#### Given passage:

Sonic Adventure DX received mixed reviews. GameSpot was disappointed the rerelease did not address the problems of the original version, iterating the graphics were only marginally different, and dissatisfied with its collision detection. GameSpot offered some praise for the extra features, such as the missions, but concluded players were better off playing the Dreamcast version. IGN agreed, calling it "a sloppy port of a game that has long been undeserving of its high praise." IGN noted its frequent frame rate drops and described its camera one of the worst in a video game. IGN said the connectivity to the GBA Sonic games added depth but concluded this was not enough to compensate for the port's problems. Nintendo World Report was more positive, praising the Game Gear games for retaining their multiplayer support and finding Sonic and Tails' gameplay enjoyable.

#### Excerpted data:
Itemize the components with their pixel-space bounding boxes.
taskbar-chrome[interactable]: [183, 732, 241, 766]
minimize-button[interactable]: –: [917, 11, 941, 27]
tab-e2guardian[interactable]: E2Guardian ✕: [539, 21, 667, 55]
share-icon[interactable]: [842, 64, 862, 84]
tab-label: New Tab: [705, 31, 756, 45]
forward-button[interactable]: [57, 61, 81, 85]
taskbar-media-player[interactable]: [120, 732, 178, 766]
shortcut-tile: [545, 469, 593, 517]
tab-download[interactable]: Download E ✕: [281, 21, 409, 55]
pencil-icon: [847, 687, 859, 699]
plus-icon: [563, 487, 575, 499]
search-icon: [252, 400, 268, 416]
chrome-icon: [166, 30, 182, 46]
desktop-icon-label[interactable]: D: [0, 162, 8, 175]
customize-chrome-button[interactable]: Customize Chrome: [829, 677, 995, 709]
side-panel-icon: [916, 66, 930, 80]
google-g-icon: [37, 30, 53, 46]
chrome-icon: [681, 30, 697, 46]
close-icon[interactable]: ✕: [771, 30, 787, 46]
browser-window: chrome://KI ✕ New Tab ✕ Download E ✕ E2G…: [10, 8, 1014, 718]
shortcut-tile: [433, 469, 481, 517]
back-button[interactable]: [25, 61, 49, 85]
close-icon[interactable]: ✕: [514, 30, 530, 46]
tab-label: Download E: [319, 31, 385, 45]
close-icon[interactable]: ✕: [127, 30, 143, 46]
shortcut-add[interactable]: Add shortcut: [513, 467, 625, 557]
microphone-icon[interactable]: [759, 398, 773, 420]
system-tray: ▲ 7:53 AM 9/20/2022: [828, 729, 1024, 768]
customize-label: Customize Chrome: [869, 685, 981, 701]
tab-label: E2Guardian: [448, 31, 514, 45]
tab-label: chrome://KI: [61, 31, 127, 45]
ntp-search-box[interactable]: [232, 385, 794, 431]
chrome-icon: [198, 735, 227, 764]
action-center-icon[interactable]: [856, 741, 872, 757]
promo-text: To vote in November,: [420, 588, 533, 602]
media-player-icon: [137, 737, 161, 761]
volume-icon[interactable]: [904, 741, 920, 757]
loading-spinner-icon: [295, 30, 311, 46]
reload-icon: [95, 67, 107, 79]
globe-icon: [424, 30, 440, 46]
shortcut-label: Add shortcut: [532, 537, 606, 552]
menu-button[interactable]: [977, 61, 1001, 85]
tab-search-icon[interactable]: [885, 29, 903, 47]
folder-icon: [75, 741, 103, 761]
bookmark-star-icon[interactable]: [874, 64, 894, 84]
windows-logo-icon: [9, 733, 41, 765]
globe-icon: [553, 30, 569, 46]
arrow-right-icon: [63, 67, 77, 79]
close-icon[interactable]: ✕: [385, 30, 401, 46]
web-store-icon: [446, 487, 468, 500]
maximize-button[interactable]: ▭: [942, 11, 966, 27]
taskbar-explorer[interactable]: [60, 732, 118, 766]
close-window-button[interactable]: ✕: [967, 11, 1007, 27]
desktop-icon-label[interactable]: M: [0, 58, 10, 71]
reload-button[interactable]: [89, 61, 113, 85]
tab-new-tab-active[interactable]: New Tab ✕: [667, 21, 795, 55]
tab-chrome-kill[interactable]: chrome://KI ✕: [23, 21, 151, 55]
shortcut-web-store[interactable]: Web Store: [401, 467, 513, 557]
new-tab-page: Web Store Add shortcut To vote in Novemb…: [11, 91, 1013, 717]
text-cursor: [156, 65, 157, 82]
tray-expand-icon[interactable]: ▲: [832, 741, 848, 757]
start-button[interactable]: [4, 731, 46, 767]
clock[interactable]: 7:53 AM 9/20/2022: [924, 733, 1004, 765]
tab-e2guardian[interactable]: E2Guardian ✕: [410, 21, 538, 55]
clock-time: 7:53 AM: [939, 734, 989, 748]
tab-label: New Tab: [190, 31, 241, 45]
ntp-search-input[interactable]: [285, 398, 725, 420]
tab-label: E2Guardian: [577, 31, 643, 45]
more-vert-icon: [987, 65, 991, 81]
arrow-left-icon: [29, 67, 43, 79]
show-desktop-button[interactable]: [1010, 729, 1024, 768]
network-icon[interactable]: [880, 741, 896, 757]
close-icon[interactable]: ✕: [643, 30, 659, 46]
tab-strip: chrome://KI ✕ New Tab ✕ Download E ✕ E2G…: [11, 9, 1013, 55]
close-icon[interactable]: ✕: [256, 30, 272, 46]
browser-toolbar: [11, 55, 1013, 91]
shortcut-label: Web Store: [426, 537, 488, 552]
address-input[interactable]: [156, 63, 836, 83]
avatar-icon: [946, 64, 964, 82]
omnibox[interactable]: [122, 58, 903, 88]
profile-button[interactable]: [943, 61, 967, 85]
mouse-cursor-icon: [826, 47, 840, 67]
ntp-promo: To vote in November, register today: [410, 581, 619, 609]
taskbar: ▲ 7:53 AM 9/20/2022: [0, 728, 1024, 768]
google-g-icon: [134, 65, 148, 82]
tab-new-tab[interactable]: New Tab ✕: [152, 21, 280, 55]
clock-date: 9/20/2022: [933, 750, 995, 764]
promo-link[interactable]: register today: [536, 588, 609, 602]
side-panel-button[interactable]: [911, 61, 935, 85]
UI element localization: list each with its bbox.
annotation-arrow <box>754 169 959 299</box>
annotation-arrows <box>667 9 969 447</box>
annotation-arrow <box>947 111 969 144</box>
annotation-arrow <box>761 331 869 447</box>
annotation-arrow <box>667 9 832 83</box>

#### Task list:
[a] In the passage on the reception of Sonic Adventure DX, what did Nintendo World Report praise the Game Gear games for?
[b] Summarize the passage on the reception of Sonic Adventure DX in two sentences.
[c] From the passage on the reception of Sonic Adventure DX, extract the part that opens with the words containing "Sonic Adventure DX" and closes with "Tails' gameplay enjoyable.".

#### Answers for the exercise:
[a] Retaining their multiplayer support.

[b] Sonic Adventure DX received mixed reviews: GameSpot and IGN criticized it for failing to fix the original's problems, citing issues such as collision detection, frame rate drops and a poor camera, and GameSpot concluded that players were better off with the Dreamcast version. Nintendo World Report was more positive, praising the Game Gear games for retaining multiplayer support and finding Sonic and Tails' gameplay enjoyable.

[c]
Sonic Adventure DX received mixed reviews. GameSpot was disappointed the rerelease did not address the problems of the original version, iterating the graphics were only marginally different, and dissatisfied with its collision detection. GameSpot offered some praise for the extra features, such as the missions, but concluded players were better off playing the Dreamcast version. IGN agreed, calling it "a sloppy port of a game that has long been undeserving of its high praise." IGN noted its frequent frame rate drops and described its camera one of the worst in a video game. IGN said the connectivity to the GBA Sonic games added depth but concluded this was not enough to compensate for the port's problems. Nintendo World Report was more positive, praising the Game Gear games for retaining their multiplayer support and finding Sonic and Tails' gameplay enjoyable.